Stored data
++++++
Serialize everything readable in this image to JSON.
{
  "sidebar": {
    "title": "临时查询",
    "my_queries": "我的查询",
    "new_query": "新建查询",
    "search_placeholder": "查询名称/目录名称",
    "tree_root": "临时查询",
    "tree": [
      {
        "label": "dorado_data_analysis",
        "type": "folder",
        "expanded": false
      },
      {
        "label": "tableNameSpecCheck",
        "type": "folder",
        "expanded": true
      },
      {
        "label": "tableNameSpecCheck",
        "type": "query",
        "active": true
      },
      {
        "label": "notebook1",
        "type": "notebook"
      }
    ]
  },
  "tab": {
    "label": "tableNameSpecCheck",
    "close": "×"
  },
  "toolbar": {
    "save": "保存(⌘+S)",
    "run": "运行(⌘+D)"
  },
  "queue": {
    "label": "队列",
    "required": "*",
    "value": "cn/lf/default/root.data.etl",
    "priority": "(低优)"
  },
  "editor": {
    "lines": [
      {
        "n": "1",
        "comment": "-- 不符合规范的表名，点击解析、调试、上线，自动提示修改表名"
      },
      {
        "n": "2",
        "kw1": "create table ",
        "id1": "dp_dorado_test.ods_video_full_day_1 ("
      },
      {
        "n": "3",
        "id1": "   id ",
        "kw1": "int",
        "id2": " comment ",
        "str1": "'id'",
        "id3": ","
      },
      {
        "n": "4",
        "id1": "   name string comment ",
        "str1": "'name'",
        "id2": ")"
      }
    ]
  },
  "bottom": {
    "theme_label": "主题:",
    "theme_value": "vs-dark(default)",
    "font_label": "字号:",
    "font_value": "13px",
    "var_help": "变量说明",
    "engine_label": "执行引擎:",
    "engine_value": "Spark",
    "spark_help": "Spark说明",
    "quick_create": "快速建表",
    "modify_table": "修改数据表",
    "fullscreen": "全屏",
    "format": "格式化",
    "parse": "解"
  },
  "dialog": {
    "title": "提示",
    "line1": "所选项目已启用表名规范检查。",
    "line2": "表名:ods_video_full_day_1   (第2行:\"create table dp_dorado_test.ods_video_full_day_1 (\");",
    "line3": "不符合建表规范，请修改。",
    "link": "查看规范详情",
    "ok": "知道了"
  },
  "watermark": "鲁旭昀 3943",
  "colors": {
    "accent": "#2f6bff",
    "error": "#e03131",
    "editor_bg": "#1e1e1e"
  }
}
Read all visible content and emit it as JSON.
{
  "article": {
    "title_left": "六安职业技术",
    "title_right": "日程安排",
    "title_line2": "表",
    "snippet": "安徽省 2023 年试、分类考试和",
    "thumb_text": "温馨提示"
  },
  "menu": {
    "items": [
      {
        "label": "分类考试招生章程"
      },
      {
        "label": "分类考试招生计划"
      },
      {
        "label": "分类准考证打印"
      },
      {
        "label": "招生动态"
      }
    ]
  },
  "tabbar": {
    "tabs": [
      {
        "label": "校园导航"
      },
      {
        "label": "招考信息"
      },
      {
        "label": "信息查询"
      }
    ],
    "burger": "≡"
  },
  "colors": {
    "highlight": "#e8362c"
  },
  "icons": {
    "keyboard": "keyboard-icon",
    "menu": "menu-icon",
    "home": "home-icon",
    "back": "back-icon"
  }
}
++++++
*Short exercise:*
From the listing above, extract every line exactly as it stands.

*Finished task:*
Serialize everything readable in this image to JSON.
{
  "sidebar": {
    "title": "临时查询",
    "my_queries": "我的查询",
    "new_query": "新建查询",
    "search_placeholder": "查询名称/目录名称",
    "tree_root": "临时查询",
    "tree": [
      {
        "label": "dorado_data_analysis",
        "type": "folder",
        "expanded": false
      },
      {
        "label": "tableNameSpecCheck",
        "type": "folder",
        "expanded": true
      },
      {
        "label": "tableNameSpecCheck",
        "type": "query",
        "active": true
      },
      {
        "label": "notebook1",
        "type": "notebook"
      }
    ]
  },
  "tab": {
    "label": "tableNameSpecCheck",
    "close": "×"
  },
  "toolbar": {
    "save": "保存(⌘+S)",
    "run": "运行(⌘+D)"
  },
  "queue": {
    "label": "队列",
    "required": "*",
    "value": "cn/lf/default/root.data.etl",
    "priority": "(低优)"
  },
  "editor": {
    "lines": [
      {
        "n": "1",
        "comment": "-- 不符合规范的表名，点击解析、调试、上线，自动提示修改表名"
      },
      {
        "n": "2",
        "kw1": "create table ",
        "id1": "dp_dorado_test.ods_video_full_day_1 ("
      },
      {
        "n": "3",
        "id1": "   id ",
        "kw1": "int",
        "id2": " comment ",
        "str1": "'id'",
        "id3": ","
      },
      {
        "n": "4",
        "id1": "   name string comment ",
        "str1": "'name'",
        "id2": ")"
      }
    ]
  },
  "bottom": {
    "theme_label": "主题:",
    "theme_value": "vs-dark(default)",
    "font_label": "字号:",
    "font_value": "13px",
    "var_help": "变量说明",
    "engine_label": "执行引擎:",
    "engine_value": "Spark",
    "spark_help": "Spark说明",
    "quick_create": "快速建表",
    "modify_table": "修改数据表",
    "fullscreen": "全屏",
    "format": "格式化",
    "parse": "解"
  },
  "dialog": {
    "title": "提示",
    "line1": "所选项目已启用表名规范检查。",
    "line2": "表名:ods_video_full_day_1   (第2行:\"create table dp_dorado_test.ods_video_full_day_1 (\");",
    "line3": "不符合建表规范，请修改。",
    "link": "查看规范详情",
    "ok": "知道了"
  },
  "watermark": "鲁旭昀 3943",
  "colors": {
    "accent": "#2f6bff",
    "error": "#e03131",
    "editor_bg": "#1e1e1e"
  }
}
Read all visible content and emit it as JSON.
{
  "article": {
    "title_left": "六安职业技术",
    "title_right": "日程安排",
    "title_line2": "表",
    "snippet": "安徽省 2023 年试、分类考试和",
    "thumb_text": "温馨提示"
  },
  "menu": {
    "items": [
      {
        "label": "分类考试招生章程"
      },
      {
        "label": "分类考试招生计划"
      },
      {
        "label": "分类准考证打印"
      },
      {
        "label": "招生动态"
      }
    ]
  },
  "tabbar": {
    "tabs": [
      {
        "label": "校园导航"
      },
      {
        "label": "招考信息"
      },
      {
        "label": "信息查询"
      }
    ],
    "burger": "≡"
  },
  "colors": {
    "highlight": "#e8362c"
  },
  "icons": {
    "keyboard": "keyboard-icon",
    "menu": "menu-icon",
    "home": "home-icon",
    "back": "back-icon"
  }
}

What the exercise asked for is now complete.